Extract every entry word for word. Skip the pictures.

(Stored data)
- - - - -

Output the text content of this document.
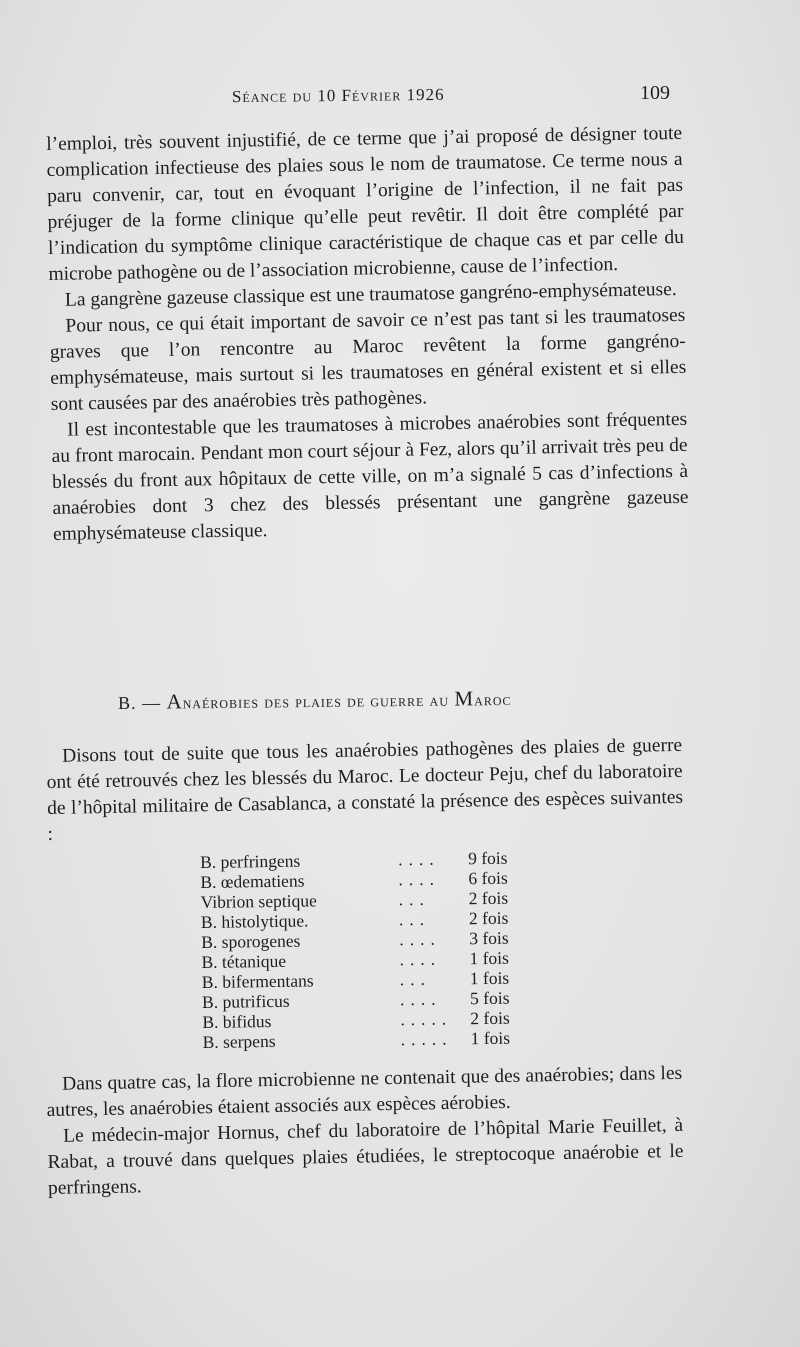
Séance du 10 Février 1926	109

l’emploi, très souvent injustifié, de ce terme que j’ai proposé de désigner toute complication infectieuse des plaies sous le nom de traumatose. Ce terme nous a paru convenir, car, tout en évoquant l’origine de l’infection, il ne fait pas préjuger de la forme clinique qu’elle peut revêtir. Il doit être complété par l’indication du symptôme clinique caractéristique de chaque cas et par celle du microbe pathogène ou de l’association microbienne, cause de l’infection.

La gangrène gazeuse classique est une traumatose gangréno-emphysémateuse.

Pour nous, ce qui était important de savoir ce n’est pas tant si les traumatoses graves que l’on rencontre au Maroc revêtent la forme gangréno-emphysémateuse, mais surtout si les traumatoses en général existent et si elles sont causées par des anaérobies très pathogènes.

Il est incontestable que les traumatoses à microbes anaérobies sont fréquentes au front marocain. Pendant mon court séjour à Fez, alors qu’il arrivait très peu de blessés du front aux hôpitaux de cette ville, on m’a signalé 5 cas d’infections à anaérobies dont 3 chez des blessés présentant une gangrène gazeuse emphysémateuse classique.

B. — Anaérobies des plaies de guerre au Maroc

Disons tout de suite que tous les anaérobies pathogènes des plaies de guerre ont été retrouvés chez les blessés du Maroc. Le docteur Peju, chef du laboratoire de l’hôpital militaire de Casablanca, a constaté la présence des espèces suivantes :

B. perfringens	....	9 fois
B. œdematiens	....	6 fois
Vibrion septique	...	2 fois
B. histolytique.	...	2 fois
B. sporogenes	....	3 fois
B. tétanique	....	1 fois
B. bifermentans	...	1 fois
B. putrificus	....	5 fois
B. bifidus	.....	2 fois
B. serpens	.....	1 fois

Dans quatre cas, la flore microbienne ne contenait que des anaérobies; dans les autres, les anaérobies étaient associés aux espèces aérobies.

Le médecin-major Hornus, chef du laboratoire de l’hôpital Marie Feuillet, à Rabat, a trouvé dans quelques plaies étudiées, le streptocoque anaérobie et le perfringens.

- - - - -

* _FINAL ANSWER_:
Output the text content of this document.
Séance du 10 Février 1926	109

l’emploi, très souvent injustifié, de ce terme que j’ai proposé de désigner toute complication infectieuse des plaies sous le nom de traumatose. Ce terme nous a paru convenir, car, tout en évoquant l’origine de l’infection, il ne fait pas préjuger de la forme clinique qu’elle peut revêtir. Il doit être complété par l’indication du symptôme clinique caractéristique de chaque cas et par celle du microbe pathogène ou de l’association microbienne, cause de l’infection.

La gangrène gazeuse classique est une traumatose gangréno-emphysémateuse.

Pour nous, ce qui était important de savoir ce n’est pas tant si les traumatoses graves que l’on rencontre au Maroc revêtent la forme gangréno-emphysémateuse, mais surtout si les traumatoses en général existent et si elles sont causées par des anaérobies très pathogènes.

Il est incontestable que les traumatoses à microbes anaérobies sont fréquentes au front marocain. Pendant mon court séjour à Fez, alors qu’il arrivait très peu de blessés du front aux hôpitaux de cette ville, on m’a signalé 5 cas d’infections à anaérobies dont 3 chez des blessés présentant une gangrène gazeuse emphysémateuse classique.

B. — Anaérobies des plaies de guerre au Maroc

Disons tout de suite que tous les anaérobies pathogènes des plaies de guerre ont été retrouvés chez les blessés du Maroc. Le docteur Peju, chef du laboratoire de l’hôpital militaire de Casablanca, a constaté la présence des espèces suivantes :

B. perfringens	....	9 fois
B. œdematiens	....	6 fois
Vibrion septique	...	2 fois
B. histolytique.	...	2 fois
B. sporogenes	....	3 fois
B. tétanique	....	1 fois
B. bifermentans	...	1 fois
B. putrificus	....	5 fois
B. bifidus	.....	2 fois
B. serpens	.....	1 fois

Dans quatre cas, la flore microbienne ne contenait que des anaérobies; dans les autres, les anaérobies étaient associés aux espèces aérobies.

Le médecin-major Hornus, chef du laboratoire de l’hôpital Marie Feuillet, à Rabat, a trouvé dans quelques plaies étudiées, le streptocoque anaérobie et le perfringens.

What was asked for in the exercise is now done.